# Start of Recorded information

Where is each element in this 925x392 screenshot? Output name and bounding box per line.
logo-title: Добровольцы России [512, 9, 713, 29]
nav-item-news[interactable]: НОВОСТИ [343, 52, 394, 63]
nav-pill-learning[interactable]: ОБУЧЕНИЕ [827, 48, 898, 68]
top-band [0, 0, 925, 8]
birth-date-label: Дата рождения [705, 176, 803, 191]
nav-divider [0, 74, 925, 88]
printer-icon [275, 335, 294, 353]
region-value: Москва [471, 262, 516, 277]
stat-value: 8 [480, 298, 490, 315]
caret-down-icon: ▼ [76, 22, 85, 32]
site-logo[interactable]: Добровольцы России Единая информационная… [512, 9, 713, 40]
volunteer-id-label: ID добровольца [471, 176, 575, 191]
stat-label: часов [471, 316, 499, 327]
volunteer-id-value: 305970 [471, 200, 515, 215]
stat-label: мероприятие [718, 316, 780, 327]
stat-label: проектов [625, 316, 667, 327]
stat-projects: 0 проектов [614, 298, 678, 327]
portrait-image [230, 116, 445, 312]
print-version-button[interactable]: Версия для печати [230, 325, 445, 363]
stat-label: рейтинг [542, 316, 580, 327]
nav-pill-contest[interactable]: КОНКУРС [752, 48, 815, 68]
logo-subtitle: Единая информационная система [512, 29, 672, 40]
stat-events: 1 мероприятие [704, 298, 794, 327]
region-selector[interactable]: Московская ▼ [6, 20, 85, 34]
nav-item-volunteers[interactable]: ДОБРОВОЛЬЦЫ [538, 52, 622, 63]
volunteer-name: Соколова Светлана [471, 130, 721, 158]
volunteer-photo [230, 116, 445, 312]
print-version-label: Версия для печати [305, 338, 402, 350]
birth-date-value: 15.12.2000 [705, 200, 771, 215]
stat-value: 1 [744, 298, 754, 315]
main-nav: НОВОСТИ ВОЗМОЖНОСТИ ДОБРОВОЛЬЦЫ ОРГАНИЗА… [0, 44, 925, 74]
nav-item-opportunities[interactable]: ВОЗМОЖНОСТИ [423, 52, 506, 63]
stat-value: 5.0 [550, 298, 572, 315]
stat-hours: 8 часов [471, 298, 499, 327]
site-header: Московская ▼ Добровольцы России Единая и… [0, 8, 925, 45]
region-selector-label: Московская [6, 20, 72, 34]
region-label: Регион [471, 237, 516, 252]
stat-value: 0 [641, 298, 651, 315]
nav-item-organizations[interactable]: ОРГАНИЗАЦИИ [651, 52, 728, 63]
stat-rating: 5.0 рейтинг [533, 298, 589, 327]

# End of Recorded information

What is asked - Can you reproduce the records from their first line through the line containing "52, 622, 63]", changing "stat-label" to "stat-caption" and leaving everything else the same?

Expected answer -
Where is each element in this 925x392 screenshot? Output name and bounding box per line.
logo-title: Добровольцы России [512, 9, 713, 29]
nav-item-news[interactable]: НОВОСТИ [343, 52, 394, 63]
nav-pill-learning[interactable]: ОБУЧЕНИЕ [827, 48, 898, 68]
top-band [0, 0, 925, 8]
birth-date-label: Дата рождения [705, 176, 803, 191]
nav-divider [0, 74, 925, 88]
printer-icon [275, 335, 294, 353]
region-value: Москва [471, 262, 516, 277]
stat-value: 8 [480, 298, 490, 315]
caret-down-icon: ▼ [76, 22, 85, 32]
site-logo[interactable]: Добровольцы России Единая информационная… [512, 9, 713, 40]
volunteer-id-label: ID добровольца [471, 176, 575, 191]
stat-caption: часов [471, 316, 499, 327]
volunteer-id-value: 305970 [471, 200, 515, 215]
stat-caption: мероприятие [718, 316, 780, 327]
stat-caption: проектов [625, 316, 667, 327]
stat-projects: 0 проектов [614, 298, 678, 327]
portrait-image [230, 116, 445, 312]
print-version-button[interactable]: Версия для печати [230, 325, 445, 363]
stat-caption: рейтинг [542, 316, 580, 327]
nav-pill-contest[interactable]: КОНКУРС [752, 48, 815, 68]
logo-subtitle: Единая информационная система [512, 29, 672, 40]
stat-events: 1 мероприятие [704, 298, 794, 327]
region-selector[interactable]: Московская ▼ [6, 20, 85, 34]
nav-item-volunteers[interactable]: ДОБРОВОЛЬЦЫ [538, 52, 622, 63]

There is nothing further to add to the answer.